===== SOURCE DOCUMENT =====

Video by Destiny's Child
- Released: March 6, 2001
- Recorded: 1997–2001
- Length: 25 minutes
- Language: English
- Label: Columbia
- Director: Darren Grant; Dwayne Coles; Troy Smith; Joseph Kahn;
- Producer: Deana Concilio; Jason Bau;

Destiny's Child chronology
| The Writing's on the Wall (1999) | The Platinum's on the Wall (2001) | Survivor (2001) |

= The Platinum's on the Wall =

The Platinum's on the Wall is the first video album by American girl group Destiny's Child. It was released on March 6, 2001, by Columbia Records.

===== AVAILABLE DATA =====

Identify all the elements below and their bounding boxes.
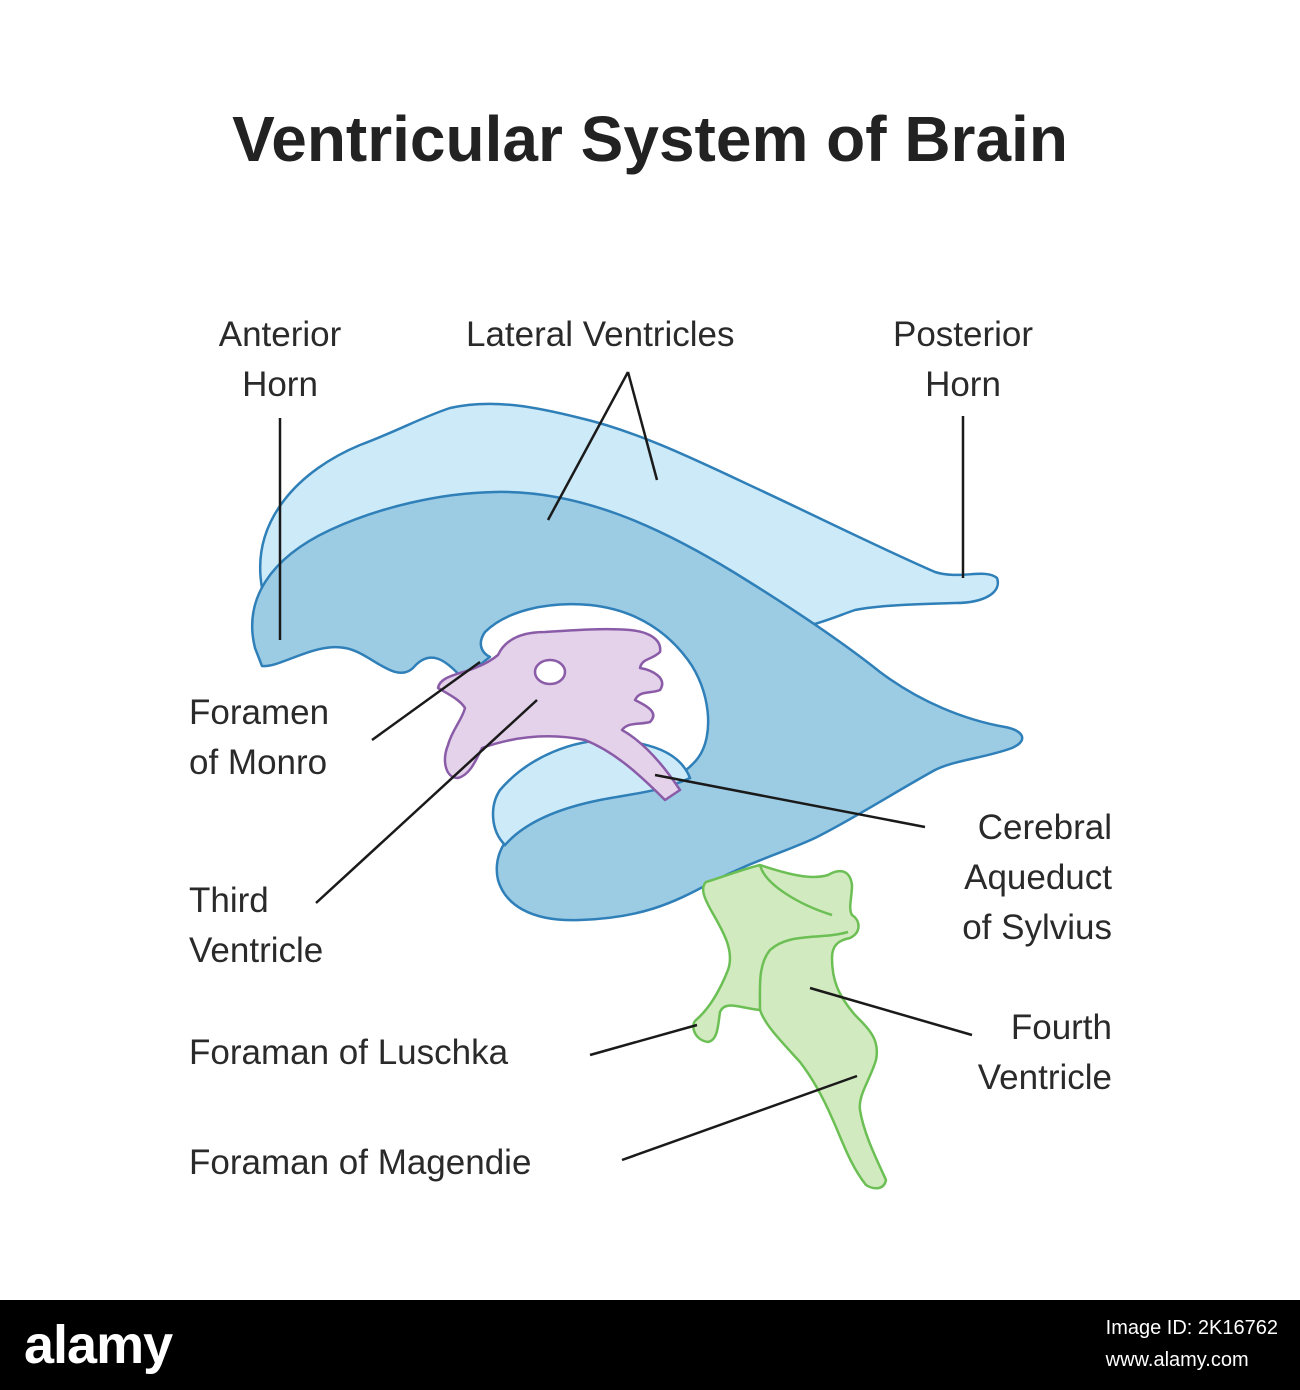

=====

→ **GIVEN REQUEST**
Continue the article on The Platinum's on the Wall from where it stops. The data here has no connection to the text about The Platinum's on the Wall.

→ **ANSWER TO THIS EXERCISE**
The Platinum's on the Wall comprises accompanying music videos for six singles from Destiny's Child's first two studio albums-Destiny's Child (1998) and The Writing's on the Wall (1999). A moderate commercial success, it peaked at number 17 on the US Top Music Videos and was certified gold by the Recording Industry Association of America (RIAA).

==Track listing==

The Platinum's on the Wall – North American edition
| No. | Title | Director(s) | Length |
|---|---|---|---|
| 1. | "No, No, No Part 1" | Darren Grant |  |
| 2. | "No, No, No Part 2" (featuring Wyclef Jean) | Grant |  |
| 3. | "Bills, Bills, Bills" | Grant |  |
| 4. | "Bug a Boo" | Grant |  |
| 5. | "Say My Name" | Joseph Kahn |  |
| 6. | "Jumpin', Jumpin'" (So So Def Remix) (featuring Jermaine Dupri, Da Brat and Lil' Bow Wow) | Kahn |  |

The Platinum's on the Wall – International edition (bonus video)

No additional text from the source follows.